» **Given passage**:

<<<<

Re: [Ray-devel] VM Redesign, GC, Coroutines (please read)

[Wolfgang W. <ww...@gm...>]

On Sunday 13 March 2005 04:06, Andrew Clinton wrote:
> Quoting Wolfgang Wieser <ww...@gm...>:
>> [Coroutines]
> I think that this is actually a really good way to do it, and it is
> supported by some of the research that I've been doing recently.  In
> particular, you should check out the Kilhauea renderer:
> http://portal.acm.org/citation.cfm?id=569673.569675&dl=GUIDE&dl=ACM&type=se
>ries&idx=SERIES10714&part=Proceedings&WantType=Proceedings&title=ACM%20Inter
>national%20Conference%20Proceeding%20Series
>
> (If you don't have ACM access I can mail you the paper)
>
Thanks; I'll check that tomorrow. 

> The way they do it is to match the number of threads to the number of
> processors on the machine.  Within each thread, they use task parallelism
> like you said, with application-controlled task switches.  
>
This is also what I had in my mind. (Maybe using some threads more than 
CPUs to fill up disc latencies while reading data and the like.) 
[BTW, a coroutine switch is about the time of "for(int i=0; i<72; i++);"

>>>>

» **Brief 1**:
Please echo the rows from the line with "spectral-line-label: NII [486,50,506,64]" to the line with "x-axis-label: Wavelength (Å)", both included, and nothing else from the rows.

» **Extracted data**:
<<<<

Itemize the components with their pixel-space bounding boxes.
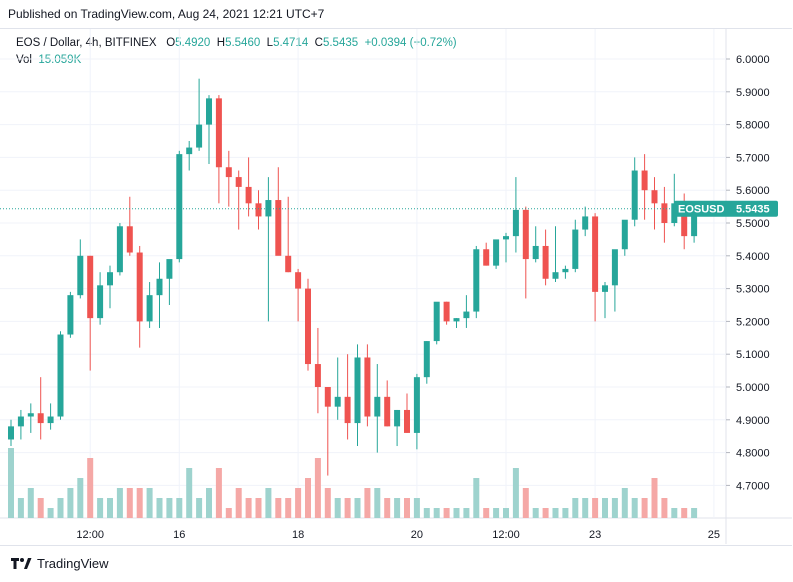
footer-brand[interactable]: TradingView	[37, 556, 109, 571]
footer: TradingView	[10, 556, 109, 571]
high-label: H	[216, 37, 226, 49]
close-value: 5.5435	[322, 37, 359, 49]
open-label: O	[166, 37, 176, 49]
chart-legend: EOS / Dollar, 4h, BITFINEX O5.4920 H5.54…	[16, 35, 457, 69]
change-value: +0.0394 (+0.72%)	[364, 37, 457, 49]
chart-frame	[0, 28, 792, 546]
tradingview-logo-icon	[11, 558, 32, 569]
volume-label[interactable]: Vol	[16, 54, 32, 66]
volume-row: Vol 15.059K	[16, 52, 457, 69]
open-value: 5.4920	[175, 37, 211, 49]
published-note: Published on TradingView.com, Aug 24, 20…	[8, 7, 325, 21]
volume-value: 15.059K	[38, 54, 82, 66]
close-label: C	[314, 37, 323, 49]
low-label: L	[266, 37, 274, 49]
high-value: 5.5460	[225, 37, 261, 49]
low-value: 5.4714	[273, 37, 309, 49]
symbol-label[interactable]: EOS / Dollar, 4h, BITFINEX	[16, 37, 157, 49]
ohlc-row: EOS / Dollar, 4h, BITFINEX O5.4920 H5.54…	[16, 35, 457, 52]
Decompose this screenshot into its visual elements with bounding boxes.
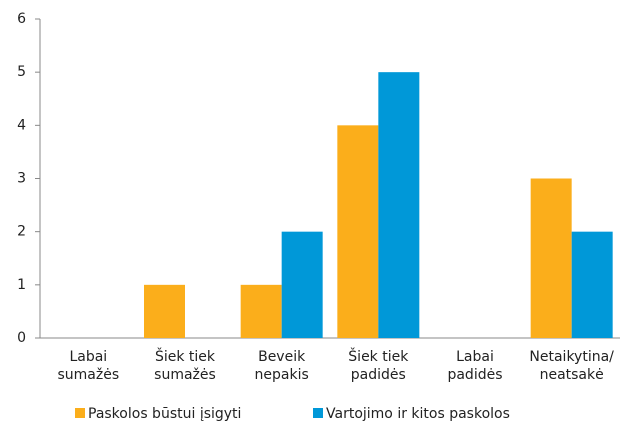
y-tick-label: 2 <box>17 224 26 240</box>
y-tick-label: 4 <box>17 117 26 133</box>
x-tick-label: Labai padidės <box>447 349 502 383</box>
bar <box>281 231 323 338</box>
x-tick-label: Šiek tiek padidės <box>348 347 409 383</box>
y-tick-label: 1 <box>17 277 26 293</box>
legend-label: Paskolos būstui įsigyti <box>88 406 241 422</box>
legend-swatch <box>313 408 323 418</box>
bar <box>530 178 572 338</box>
legend-swatch <box>75 408 85 418</box>
bar <box>378 72 420 339</box>
x-tick-label: Beveik nepakis <box>255 349 309 383</box>
bar <box>337 125 379 338</box>
legend-label: Vartojimo ir kitos paskolos <box>326 406 510 422</box>
bar <box>144 284 185 338</box>
bar <box>240 284 282 338</box>
x-tick-label: Labai sumažės <box>58 349 120 383</box>
y-tick-label: 0 <box>17 330 26 346</box>
y-tick-label: 6 <box>17 11 26 27</box>
y-tick-label: 5 <box>17 64 26 80</box>
x-tick-label: Netaikytina/neatsakė <box>529 349 614 383</box>
bar <box>571 231 613 338</box>
y-tick-label: 3 <box>17 171 26 187</box>
x-tick-label: Šiek tiek sumažės <box>154 347 216 383</box>
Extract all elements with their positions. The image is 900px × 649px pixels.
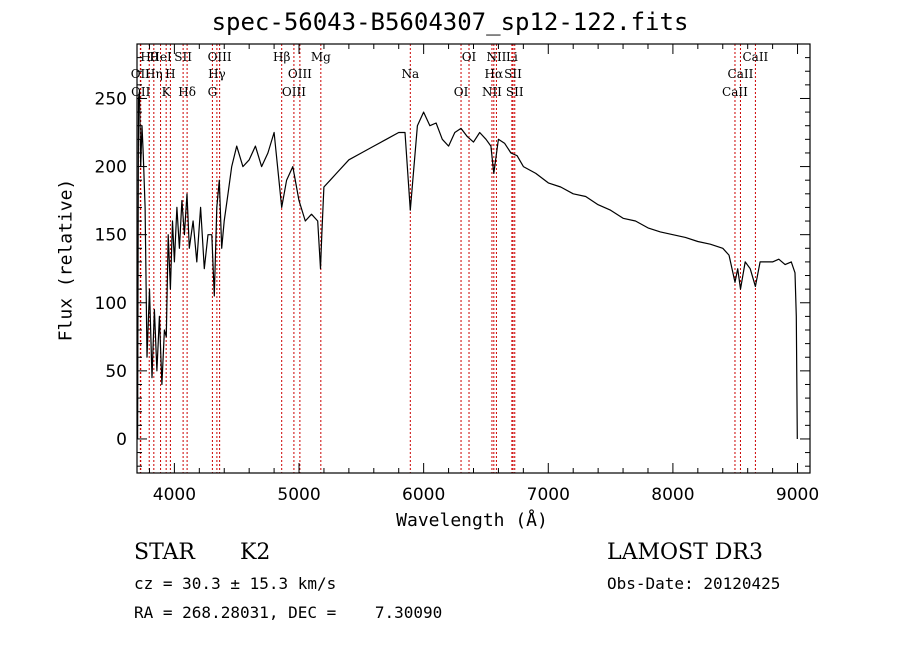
spectral-line-label: NII [486,50,506,64]
x-tick-label: 8000 [651,485,694,505]
spectral-line-label: OII [131,67,151,81]
spectral-line-markers [139,44,756,473]
spectral-line-label: H [165,67,175,81]
redshift-cz: cz = 30.3 ± 15.3 km/s [134,574,337,593]
x-tick-label: 7000 [527,485,570,505]
observation-date: Obs-Date: 20120425 [607,574,781,593]
spectral-line-label: Hδ [178,85,196,99]
spectral-line-label: Hθ [140,50,158,64]
y-tick-label: 250 [95,89,127,109]
spectral-line-label: Hα [485,67,504,81]
spectral-line-label: Mg [311,50,331,64]
spectral-line-label: CaII [728,67,754,81]
spectral-line-label: K [162,85,172,99]
spectral-line-label: OIII [208,50,232,64]
spectrum-series-line [137,91,798,440]
x-axis-label: Wavelength (Å) [396,510,548,531]
chart-title: spec-56043-B5604307_sp12-122.fits [211,8,689,36]
spectral-line-label: CaII [722,85,748,99]
y-tick-label: 0 [116,430,127,450]
spectral-line-label: OII [131,85,151,99]
object-class: STAR [134,540,195,565]
spectral-line-label: SII [506,85,524,99]
y-tick-label: 200 [95,158,127,178]
spectral-line-label: CaII [742,50,768,64]
spectral-line-label: G [208,85,218,99]
x-tick-label: 6000 [402,485,445,505]
ra-dec-coordinates: RA = 268.28031, DEC = 7.30090 [134,603,443,622]
x-tick-label: 5000 [277,485,320,505]
spectral-line-label: Li [506,50,518,64]
survey-name: LAMOST DR3 [607,540,763,565]
y-tick-label: 50 [105,362,127,382]
x-tick-label: 9000 [776,485,819,505]
x-axis-ticks: 4000 5000 6000 7000 8000 9000 [148,44,819,505]
object-subclass: K2 [240,540,271,565]
spectral-line-label: Hγ [208,67,226,81]
y-tick-label: 100 [95,294,127,314]
spectral-line-label: Na [401,67,419,81]
plot-frame [136,43,811,474]
y-axis-ticks: 0 50 100 150 200 250 [95,57,810,467]
y-axis-label: Flux (relative) [55,178,77,342]
spectral-line-label: NII [482,85,502,99]
spectral-line-label: OIII [288,67,312,81]
spectral-line-label: OI [454,85,469,99]
spectral-line-label: Hβ [273,50,290,64]
spectral-line-labels: Hθ OII OII HeI Hη K SII HHδ OIII Hγ G Hβ OIII OIII Mg N… [131,50,769,99]
y-tick-label: 150 [95,226,127,246]
spectral-line-label: SII [504,67,522,81]
spectral-line-label: SII [174,50,192,64]
spectral-line-label: OIII [282,85,306,99]
spectral-line-label: HeI [149,50,172,64]
spectral-line-label: Hη [145,67,163,81]
spectral-line-label: OI [462,50,477,64]
x-tick-label: 4000 [153,485,196,505]
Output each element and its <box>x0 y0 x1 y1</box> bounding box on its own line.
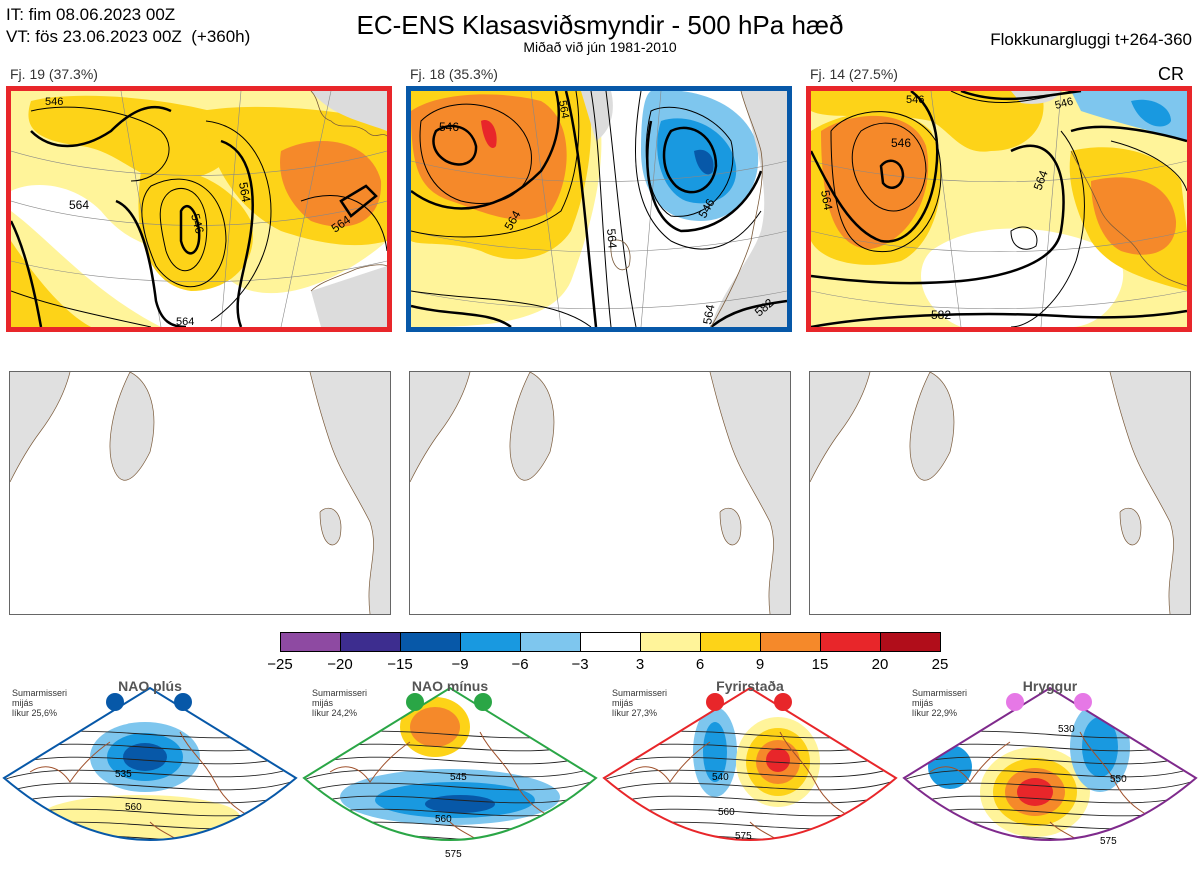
regime-contour-label: 560 <box>718 807 735 818</box>
regime-marker <box>774 693 792 711</box>
regime-map: 545 560 575 <box>300 672 600 871</box>
colorbar-segment <box>280 632 341 652</box>
colorbar-segment <box>340 632 401 652</box>
regime-marker <box>106 693 124 711</box>
blank-map-1 <box>9 371 391 615</box>
contour-label: 546 <box>439 120 459 134</box>
contour-label: 564 <box>818 189 835 211</box>
contour-label: 564 <box>176 316 194 327</box>
page-title: EC-ENS Klasasviðsmyndir - 500 hPa hæð <box>356 10 844 40</box>
regime-contour-label: 575 <box>735 831 752 842</box>
contour-label: 546 <box>188 212 207 235</box>
colorbar-segment <box>700 632 761 652</box>
regime-contour-label: 535 <box>115 769 132 780</box>
contour-label: 582 <box>931 308 951 322</box>
valid-time: VT: fös 23.06.2023 00Z (+360h) <box>6 27 251 46</box>
regime-meta: Sumarmisseri mijás líkur 22,9% <box>912 688 968 718</box>
regime-map-graphic: 535 560 <box>2 686 298 841</box>
regime-contour-label: 560 <box>435 814 452 825</box>
colorbar-segment <box>460 632 521 652</box>
page-subtitle: Miðað við jún 1981-2010 <box>523 39 677 55</box>
contour-label: 546 <box>45 96 63 108</box>
regime-map-graphic: 545 560 575 <box>302 686 598 860</box>
contour-label: 564 <box>556 99 571 119</box>
colorbar-tick-label: 20 <box>871 656 889 673</box>
regime-meta: Sumarmisseri mijás líkur 25,6% <box>12 688 68 718</box>
colorbar-tick-label: 6 <box>695 656 705 673</box>
cluster-map-2: 546 564 564 546 564 564 582 <box>406 86 792 332</box>
regime-map: 535 560 <box>0 672 300 871</box>
cluster-map-3-graphic: 546 546 546 564 564 582 <box>811 91 1187 327</box>
colorbar-segment <box>820 632 881 652</box>
regime-contour-label: 550 <box>1110 774 1127 785</box>
cluster-map-2-graphic: 546 564 564 546 564 564 582 <box>411 91 787 327</box>
colorbar-segment <box>520 632 581 652</box>
blank-map-2 <box>409 371 791 615</box>
regime-name: NAO plús <box>118 678 182 694</box>
colorbar-tick-label: −15 <box>387 656 413 673</box>
colorbar-tick-label: −9 <box>451 656 469 673</box>
blank-map-3 <box>809 371 1191 615</box>
contour-label: 546 <box>906 94 924 106</box>
regime-contour-label: 575 <box>1100 836 1117 847</box>
panel-3-label: Fj. 14 (27.5%) <box>810 66 898 82</box>
colorbar-segment <box>400 632 461 652</box>
regime-name: Fyrirstaða <box>716 678 784 694</box>
regime-marker <box>474 693 492 711</box>
panel-1-label: Fj. 19 (37.3%) <box>10 66 98 82</box>
blank-map-2-land <box>410 372 790 614</box>
contour-label: 564 <box>236 181 253 203</box>
colorbar <box>280 632 941 652</box>
regime-map-graphic: 540 560 575 <box>602 686 898 842</box>
colorbar-tick-label: 9 <box>755 656 765 673</box>
regime-contour-label: 575 <box>445 849 462 860</box>
colorbar-segment <box>640 632 701 652</box>
blank-map-3-land <box>810 372 1190 614</box>
regime-meta: Sumarmisseri mijás líkur 27,3% <box>612 688 668 718</box>
regime-name: Hryggur <box>1022 678 1078 694</box>
cluster-map-3: 546 546 546 564 564 582 <box>806 86 1192 332</box>
regime-meta: Sumarmisseri mijás líkur 24,2% <box>312 688 368 718</box>
cluster-map-1: 546 564 546 564 564 564 <box>6 86 392 332</box>
regime-map: 530 550 575 <box>900 672 1200 871</box>
colorbar-segment <box>760 632 821 652</box>
contour-label: 564 <box>69 198 89 212</box>
colorbar-segment <box>580 632 641 652</box>
regime-marker <box>406 693 424 711</box>
regime-contour-label: 530 <box>1058 724 1075 735</box>
cluster-map-1-graphic: 546 564 546 564 564 564 <box>11 91 387 327</box>
regime-marker <box>1006 693 1024 711</box>
panel-2-label: Fj. 18 (35.3%) <box>410 66 498 82</box>
regime-marker <box>706 693 724 711</box>
regime-map: 540 560 575 <box>600 672 900 871</box>
colorbar-tick-label: −3 <box>571 656 589 673</box>
regime-contour-label: 545 <box>450 772 467 783</box>
blank-map-1-land <box>10 372 390 614</box>
cr-label: CR <box>1158 64 1184 84</box>
contour-label: 564 <box>1031 168 1051 192</box>
init-time: IT: fim 08.06.2023 00Z <box>6 5 176 24</box>
colorbar-tick-label: 3 <box>635 656 645 673</box>
colorbar-tick-label: 25 <box>931 656 949 673</box>
header-dates: IT: fim 08.06.2023 00Z VT: fös 23.06.202… <box>6 4 250 48</box>
contour-label: 546 <box>1054 96 1075 112</box>
regime-name: NAO mínus <box>411 678 489 694</box>
regime-contour-label: 540 <box>712 772 729 783</box>
regime-marker <box>174 693 192 711</box>
regime-marker <box>1074 693 1092 711</box>
colorbar-tick-label: −6 <box>511 656 529 673</box>
colorbar-tick-label: −25 <box>267 656 293 673</box>
colorbar-segment <box>880 632 941 652</box>
regime-contour-label: 560 <box>125 802 142 813</box>
contour-label: 564 <box>604 228 620 249</box>
regime-map-graphic: 530 550 575 <box>902 686 1198 847</box>
colorbar-tick-label: −20 <box>327 656 353 673</box>
colorbar-tick-label: 15 <box>811 656 829 673</box>
contour-label: 564 <box>700 303 717 325</box>
classification-window: Flokkunargluggi t+264-360 <box>990 30 1192 49</box>
contour-label: 546 <box>891 136 911 150</box>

>>>>

» **Brief 2**:
Answer these about the coroutines thread:
(a) Which renderer does Andrew Clinton suggest checking out?
(b) What do they match the number of threads to?
(c) What does Andrew offer to do if there is no ACM access?

» **Full answer 1**:
spectral-line-label: NII [486,50,506,64]
x-tick-label: 8000 [651,485,694,505]
spectral-line-label: OII [131,67,151,81]
spectral-line-markers [139,44,756,473]
spectral-line-label: H [165,67,175,81]
redshift-cz: cz = 30.3 ± 15.3 km/s [134,574,337,593]
x-tick-label: 7000 [527,485,570,505]
observation-date: Obs-Date: 20120425 [607,574,781,593]
spectral-line-label: Hδ [178,85,196,99]
spectral-line-label: Hθ [140,50,158,64]
y-tick-label: 250 [95,89,127,109]
spectral-line-label: Hα [485,67,504,81]
spectral-line-label: Mg [311,50,331,64]
spectral-line-label: CaII [728,67,754,81]
spectral-line-label: K [162,85,172,99]
spectral-line-label: OIII [208,50,232,64]
spectrum-series-line [137,91,798,440]
x-axis-label: Wavelength (Å) [396,510,548,531]

» **Full answer 2**:
(a) The Kilhauea renderer.
(b) The number of processors on the machine.
(c) Mail the paper.